DESCRIPTION OF THE TASK:
Identify every line in the records below that contains the word "lock", and copy each of those lines.

(Dataset excerpts)
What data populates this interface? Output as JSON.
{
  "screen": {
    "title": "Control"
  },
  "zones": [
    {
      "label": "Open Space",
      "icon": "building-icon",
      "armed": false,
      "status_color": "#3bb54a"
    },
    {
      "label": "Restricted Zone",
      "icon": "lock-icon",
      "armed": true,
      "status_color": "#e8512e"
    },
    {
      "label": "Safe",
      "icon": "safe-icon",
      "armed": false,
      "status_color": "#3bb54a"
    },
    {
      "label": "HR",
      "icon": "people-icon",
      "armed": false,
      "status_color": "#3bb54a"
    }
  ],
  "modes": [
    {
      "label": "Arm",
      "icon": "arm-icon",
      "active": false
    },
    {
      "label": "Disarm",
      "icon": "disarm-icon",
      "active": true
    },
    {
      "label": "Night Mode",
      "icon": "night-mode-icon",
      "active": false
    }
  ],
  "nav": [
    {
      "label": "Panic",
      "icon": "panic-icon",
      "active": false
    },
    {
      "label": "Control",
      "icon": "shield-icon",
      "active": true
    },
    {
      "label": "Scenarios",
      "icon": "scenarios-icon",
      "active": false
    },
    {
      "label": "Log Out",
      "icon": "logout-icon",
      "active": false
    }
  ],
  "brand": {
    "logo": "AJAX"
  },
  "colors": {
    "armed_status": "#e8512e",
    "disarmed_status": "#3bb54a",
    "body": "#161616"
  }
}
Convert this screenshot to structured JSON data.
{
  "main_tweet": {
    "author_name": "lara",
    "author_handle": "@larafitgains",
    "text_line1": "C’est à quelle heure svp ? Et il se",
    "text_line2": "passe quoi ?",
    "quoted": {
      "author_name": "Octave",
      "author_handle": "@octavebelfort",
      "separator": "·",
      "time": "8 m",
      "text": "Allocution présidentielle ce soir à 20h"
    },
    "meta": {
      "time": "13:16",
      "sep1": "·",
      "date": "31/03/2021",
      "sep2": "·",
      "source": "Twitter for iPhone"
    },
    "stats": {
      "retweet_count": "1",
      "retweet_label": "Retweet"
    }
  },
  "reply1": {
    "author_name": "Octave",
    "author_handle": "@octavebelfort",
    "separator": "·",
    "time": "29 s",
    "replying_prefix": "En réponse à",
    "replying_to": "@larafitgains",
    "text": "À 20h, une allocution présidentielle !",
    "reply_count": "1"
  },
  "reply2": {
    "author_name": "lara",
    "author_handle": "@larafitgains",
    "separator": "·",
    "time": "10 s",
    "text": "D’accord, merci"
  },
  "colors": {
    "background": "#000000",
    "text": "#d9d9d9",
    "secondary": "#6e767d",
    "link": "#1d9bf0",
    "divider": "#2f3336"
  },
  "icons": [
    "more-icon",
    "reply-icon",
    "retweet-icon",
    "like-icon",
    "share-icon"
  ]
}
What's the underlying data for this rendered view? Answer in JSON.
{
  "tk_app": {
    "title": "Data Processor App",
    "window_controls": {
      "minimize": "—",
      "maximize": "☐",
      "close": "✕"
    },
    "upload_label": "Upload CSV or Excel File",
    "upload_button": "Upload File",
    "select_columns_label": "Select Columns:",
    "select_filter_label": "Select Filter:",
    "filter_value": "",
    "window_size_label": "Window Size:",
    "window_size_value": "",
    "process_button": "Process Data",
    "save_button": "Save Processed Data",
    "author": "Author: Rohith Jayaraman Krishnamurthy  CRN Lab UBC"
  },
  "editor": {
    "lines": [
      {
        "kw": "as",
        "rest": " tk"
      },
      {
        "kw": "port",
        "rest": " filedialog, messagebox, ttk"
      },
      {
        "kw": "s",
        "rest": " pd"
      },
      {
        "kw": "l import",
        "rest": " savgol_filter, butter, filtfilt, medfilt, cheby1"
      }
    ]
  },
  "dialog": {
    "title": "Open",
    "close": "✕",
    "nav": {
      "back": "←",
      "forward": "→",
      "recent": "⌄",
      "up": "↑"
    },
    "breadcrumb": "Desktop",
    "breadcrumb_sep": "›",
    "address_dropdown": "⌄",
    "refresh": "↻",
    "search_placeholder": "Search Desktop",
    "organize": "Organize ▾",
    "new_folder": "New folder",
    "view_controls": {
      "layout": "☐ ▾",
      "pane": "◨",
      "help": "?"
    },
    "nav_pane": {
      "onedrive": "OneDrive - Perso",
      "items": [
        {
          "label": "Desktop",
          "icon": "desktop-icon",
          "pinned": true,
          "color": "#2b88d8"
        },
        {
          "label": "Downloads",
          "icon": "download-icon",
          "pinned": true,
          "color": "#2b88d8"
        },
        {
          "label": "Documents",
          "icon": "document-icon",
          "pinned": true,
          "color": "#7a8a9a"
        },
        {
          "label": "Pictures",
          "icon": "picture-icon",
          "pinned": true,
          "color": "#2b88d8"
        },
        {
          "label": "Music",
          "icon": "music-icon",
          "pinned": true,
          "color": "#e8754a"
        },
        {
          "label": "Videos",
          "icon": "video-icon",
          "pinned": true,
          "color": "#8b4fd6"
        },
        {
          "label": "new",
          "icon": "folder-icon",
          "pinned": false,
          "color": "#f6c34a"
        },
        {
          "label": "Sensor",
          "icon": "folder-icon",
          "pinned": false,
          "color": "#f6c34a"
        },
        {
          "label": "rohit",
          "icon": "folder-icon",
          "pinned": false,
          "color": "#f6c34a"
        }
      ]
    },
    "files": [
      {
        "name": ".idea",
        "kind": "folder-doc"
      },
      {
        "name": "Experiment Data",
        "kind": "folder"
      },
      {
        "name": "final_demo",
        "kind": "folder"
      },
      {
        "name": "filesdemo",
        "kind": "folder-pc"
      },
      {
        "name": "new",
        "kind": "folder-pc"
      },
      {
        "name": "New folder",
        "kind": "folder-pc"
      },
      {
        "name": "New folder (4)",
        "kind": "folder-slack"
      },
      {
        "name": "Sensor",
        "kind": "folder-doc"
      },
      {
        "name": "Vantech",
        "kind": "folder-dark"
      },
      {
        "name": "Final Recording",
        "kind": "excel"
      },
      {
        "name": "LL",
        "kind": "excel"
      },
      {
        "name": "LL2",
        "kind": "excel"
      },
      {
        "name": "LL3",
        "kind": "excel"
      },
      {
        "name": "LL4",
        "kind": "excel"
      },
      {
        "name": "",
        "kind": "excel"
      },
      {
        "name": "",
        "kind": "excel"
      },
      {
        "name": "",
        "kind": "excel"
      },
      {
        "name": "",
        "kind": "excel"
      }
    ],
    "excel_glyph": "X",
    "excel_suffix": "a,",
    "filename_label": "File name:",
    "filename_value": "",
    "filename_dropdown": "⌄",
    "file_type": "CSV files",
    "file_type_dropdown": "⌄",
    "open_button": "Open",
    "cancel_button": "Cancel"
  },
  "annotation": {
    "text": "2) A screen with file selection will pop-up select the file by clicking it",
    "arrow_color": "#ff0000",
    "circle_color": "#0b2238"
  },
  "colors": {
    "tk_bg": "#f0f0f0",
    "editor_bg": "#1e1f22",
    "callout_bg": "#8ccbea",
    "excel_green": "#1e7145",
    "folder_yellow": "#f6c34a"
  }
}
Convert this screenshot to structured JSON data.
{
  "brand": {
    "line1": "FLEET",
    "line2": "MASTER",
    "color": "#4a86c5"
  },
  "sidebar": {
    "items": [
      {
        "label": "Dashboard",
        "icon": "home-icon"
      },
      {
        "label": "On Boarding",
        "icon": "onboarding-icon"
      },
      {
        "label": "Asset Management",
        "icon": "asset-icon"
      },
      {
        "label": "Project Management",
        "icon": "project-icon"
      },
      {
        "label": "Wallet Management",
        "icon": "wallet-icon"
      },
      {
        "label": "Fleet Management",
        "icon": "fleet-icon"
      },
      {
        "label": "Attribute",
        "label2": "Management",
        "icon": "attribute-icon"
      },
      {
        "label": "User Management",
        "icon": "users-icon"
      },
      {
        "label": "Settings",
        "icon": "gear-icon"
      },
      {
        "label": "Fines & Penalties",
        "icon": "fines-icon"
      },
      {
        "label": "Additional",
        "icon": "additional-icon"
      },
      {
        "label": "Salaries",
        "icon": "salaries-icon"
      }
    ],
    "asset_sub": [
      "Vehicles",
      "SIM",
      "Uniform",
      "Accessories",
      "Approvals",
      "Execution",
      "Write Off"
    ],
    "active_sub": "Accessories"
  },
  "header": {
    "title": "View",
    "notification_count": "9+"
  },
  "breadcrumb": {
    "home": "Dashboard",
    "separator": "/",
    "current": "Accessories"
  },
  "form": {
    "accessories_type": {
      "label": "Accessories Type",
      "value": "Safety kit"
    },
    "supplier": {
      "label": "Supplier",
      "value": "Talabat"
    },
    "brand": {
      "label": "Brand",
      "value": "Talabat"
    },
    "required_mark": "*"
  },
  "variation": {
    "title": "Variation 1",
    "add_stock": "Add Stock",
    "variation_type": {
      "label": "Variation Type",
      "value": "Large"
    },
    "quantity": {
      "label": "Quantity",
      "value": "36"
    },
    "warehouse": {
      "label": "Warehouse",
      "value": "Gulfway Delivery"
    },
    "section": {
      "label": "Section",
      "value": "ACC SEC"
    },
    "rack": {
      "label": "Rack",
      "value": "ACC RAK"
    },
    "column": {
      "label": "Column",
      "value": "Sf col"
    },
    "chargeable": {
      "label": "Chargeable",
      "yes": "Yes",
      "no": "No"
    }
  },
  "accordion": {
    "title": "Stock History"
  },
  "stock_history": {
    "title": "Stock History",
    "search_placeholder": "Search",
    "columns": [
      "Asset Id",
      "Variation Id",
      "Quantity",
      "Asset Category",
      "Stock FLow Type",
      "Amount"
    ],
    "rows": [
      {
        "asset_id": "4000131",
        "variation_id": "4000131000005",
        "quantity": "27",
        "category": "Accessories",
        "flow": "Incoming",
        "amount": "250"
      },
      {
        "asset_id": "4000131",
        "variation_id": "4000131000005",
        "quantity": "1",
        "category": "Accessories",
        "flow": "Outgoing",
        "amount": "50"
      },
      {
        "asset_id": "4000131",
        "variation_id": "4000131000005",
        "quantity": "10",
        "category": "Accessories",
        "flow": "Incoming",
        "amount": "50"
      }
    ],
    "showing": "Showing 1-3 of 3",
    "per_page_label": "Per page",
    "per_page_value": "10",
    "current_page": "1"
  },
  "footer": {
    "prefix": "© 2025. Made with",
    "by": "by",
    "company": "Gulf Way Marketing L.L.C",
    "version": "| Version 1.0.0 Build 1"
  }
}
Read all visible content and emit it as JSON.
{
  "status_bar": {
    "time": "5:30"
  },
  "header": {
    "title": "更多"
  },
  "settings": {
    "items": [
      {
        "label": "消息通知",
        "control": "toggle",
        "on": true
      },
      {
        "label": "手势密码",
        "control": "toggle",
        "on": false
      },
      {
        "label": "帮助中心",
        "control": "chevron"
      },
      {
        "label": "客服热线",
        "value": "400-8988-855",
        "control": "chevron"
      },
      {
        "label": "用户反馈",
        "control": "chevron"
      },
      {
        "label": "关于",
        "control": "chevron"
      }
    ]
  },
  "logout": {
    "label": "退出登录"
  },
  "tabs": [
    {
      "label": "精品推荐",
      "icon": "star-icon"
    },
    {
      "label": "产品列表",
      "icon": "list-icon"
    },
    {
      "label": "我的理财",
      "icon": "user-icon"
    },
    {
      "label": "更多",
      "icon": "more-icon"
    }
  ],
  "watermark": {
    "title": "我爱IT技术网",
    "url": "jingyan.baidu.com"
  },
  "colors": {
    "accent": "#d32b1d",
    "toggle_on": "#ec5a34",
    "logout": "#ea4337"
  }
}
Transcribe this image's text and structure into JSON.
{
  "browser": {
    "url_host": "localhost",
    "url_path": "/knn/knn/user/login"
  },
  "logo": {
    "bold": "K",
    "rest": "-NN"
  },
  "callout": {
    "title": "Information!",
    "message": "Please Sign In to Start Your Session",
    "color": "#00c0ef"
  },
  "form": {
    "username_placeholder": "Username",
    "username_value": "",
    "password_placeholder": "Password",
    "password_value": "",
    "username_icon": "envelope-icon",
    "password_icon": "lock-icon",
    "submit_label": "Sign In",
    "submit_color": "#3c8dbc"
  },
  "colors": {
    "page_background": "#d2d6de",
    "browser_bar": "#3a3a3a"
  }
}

RESPONSE TO THIS TASK:
      "icon": "lock-icon",
    "password_icon": "lock-icon",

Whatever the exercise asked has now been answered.